Skip the images. Copy the records exactly as written.

☆ ☆ ☆ ☆

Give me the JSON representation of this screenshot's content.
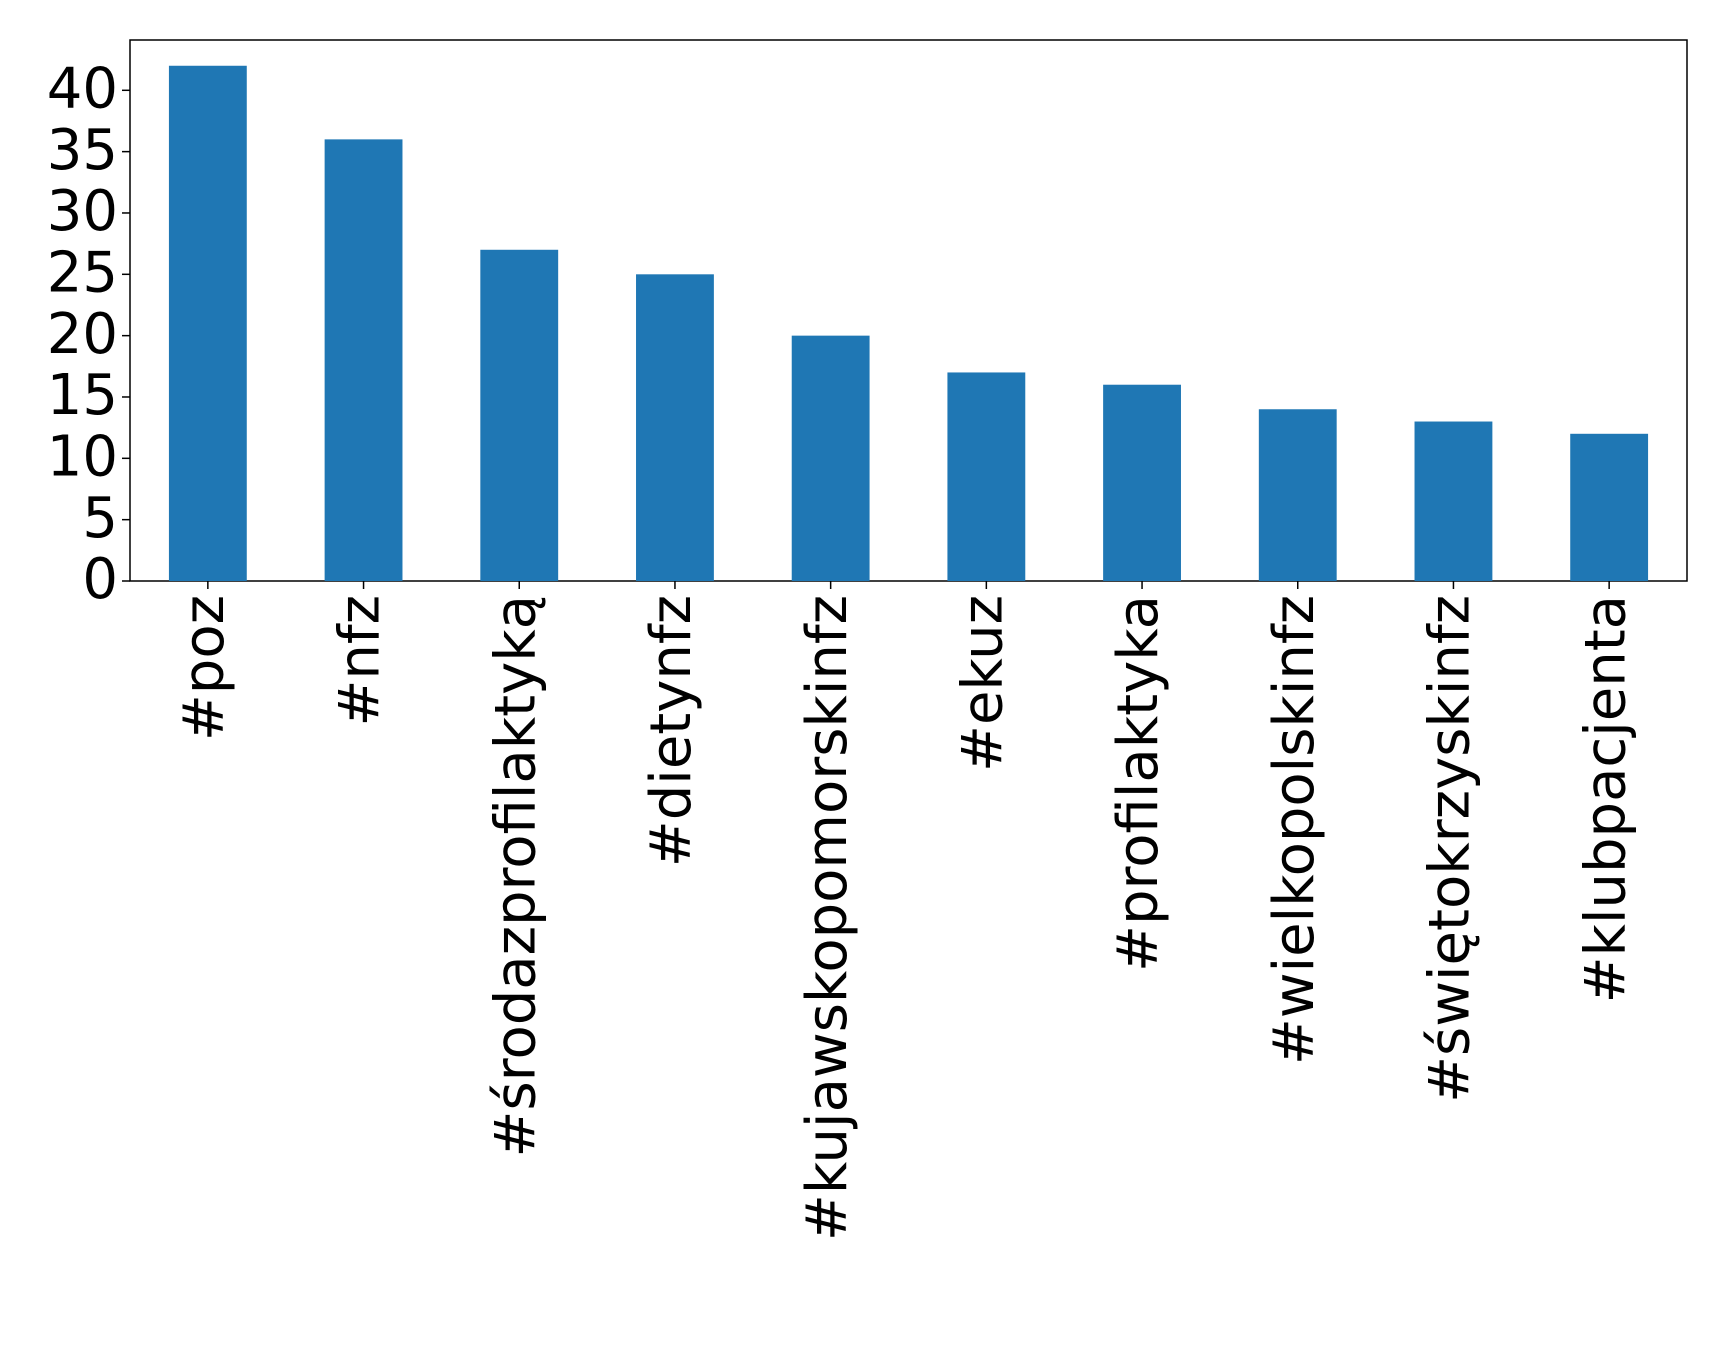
{
  "chart_data": {
    "type": "bar",
    "categories": [
      "#poz",
      "#nfz",
      "#środazprofilaktyką",
      "#dietynfz",
      "#kujawskopomorskinfz",
      "#ekuz",
      "#profilaktyka",
      "#wielkopolskinfz",
      "#świętokrzyskinfz",
      "#klubpacjenta"
    ],
    "values": [
      42,
      36,
      27,
      25,
      20,
      17,
      16,
      14,
      13,
      12
    ],
    "color": "#1f77b4",
    "ylim": [
      0,
      44.1
    ],
    "yticks": [
      0,
      5,
      10,
      15,
      20,
      25,
      30,
      35,
      40
    ],
    "grid": false
  }
}
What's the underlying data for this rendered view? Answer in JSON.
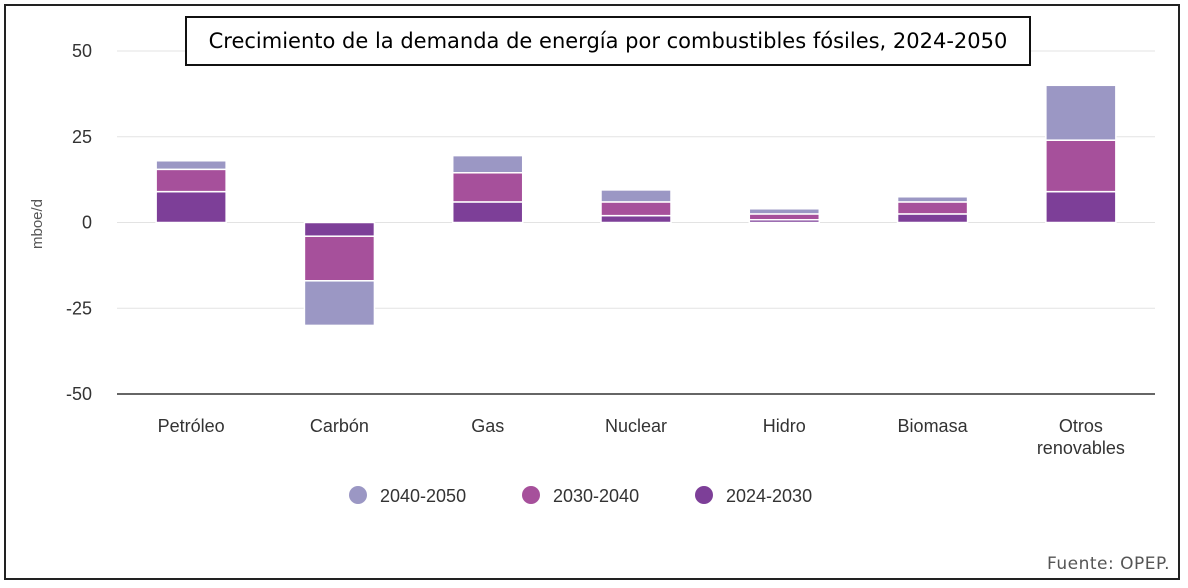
{
  "title": "Crecimiento de la demanda de energía por combustibles fósiles, 2024-2050",
  "source": "Fuente: OPEP.",
  "chart_data": {
    "type": "bar",
    "stacked": true,
    "categories": [
      "Petróleo",
      "Carbón",
      "Gas",
      "Nuclear",
      "Hidro",
      "Biomasa",
      "Otros renovables"
    ],
    "ylabel": "mboe/d",
    "xlabel": "",
    "ylim": [
      -50,
      50
    ],
    "yticks": [
      50,
      25,
      0,
      -25,
      -50
    ],
    "grid": true,
    "legend_position": "bottom",
    "series": [
      {
        "name": "2024-2030",
        "color": "#7d3f98",
        "values": [
          9,
          -4,
          6,
          2,
          0.8,
          2.5,
          9
        ]
      },
      {
        "name": "2030-2040",
        "color": "#a6509b",
        "values": [
          6.5,
          -13,
          8.5,
          4,
          1.7,
          3.5,
          15
        ]
      },
      {
        "name": "2040-2050",
        "color": "#9b97c4",
        "values": [
          2.5,
          -13,
          5,
          3.5,
          1.5,
          1.5,
          16
        ]
      }
    ],
    "legend_order": [
      "2040-2050",
      "2030-2040",
      "2024-2030"
    ]
  }
}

☆ ☆ ☆ ☆

▶ _Finished task_:
Give me the JSON representation of this screenshot's content.
{
  "chart_data": {
    "type": "bar",
    "categories": [
      "#poz",
      "#nfz",
      "#środazprofilaktyką",
      "#dietynfz",
      "#kujawskopomorskinfz",
      "#ekuz",
      "#profilaktyka",
      "#wielkopolskinfz",
      "#świętokrzyskinfz",
      "#klubpacjenta"
    ],
    "values": [
      42,
      36,
      27,
      25,
      20,
      17,
      16,
      14,
      13,
      12
    ],
    "color": "#1f77b4",
    "ylim": [
      0,
      44.1
    ],
    "yticks": [
      0,
      5,
      10,
      15,
      20,
      25,
      30,
      35,
      40
    ],
    "grid": false
  }
}
What's the underlying data for this rendered view? Answer in JSON.
{
  "title": "Crecimiento de la demanda de energía por combustibles fósiles, 2024-2050",
  "source": "Fuente: OPEP.",
  "chart_data": {
    "type": "bar",
    "stacked": true,
    "categories": [
      "Petróleo",
      "Carbón",
      "Gas",
      "Nuclear",
      "Hidro",
      "Biomasa",
      "Otros renovables"
    ],
    "ylabel": "mboe/d",
    "xlabel": "",
    "ylim": [
      -50,
      50
    ],
    "yticks": [
      50,
      25,
      0,
      -25,
      -50
    ],
    "grid": true,
    "legend_position": "bottom",
    "series": [
      {
        "name": "2024-2030",
        "color": "#7d3f98",
        "values": [
          9,
          -4,
          6,
          2,
          0.8,
          2.5,
          9
        ]
      },
      {
        "name": "2030-2040",
        "color": "#a6509b",
        "values": [
          6.5,
          -13,
          8.5,
          4,
          1.7,
          3.5,
          15
        ]
      },
      {
        "name": "2040-2050",
        "color": "#9b97c4",
        "values": [
          2.5,
          -13,
          5,
          3.5,
          1.5,
          1.5,
          16
        ]
      }
    ],
    "legend_order": [
      "2040-2050",
      "2030-2040",
      "2024-2030"
    ]
  }
}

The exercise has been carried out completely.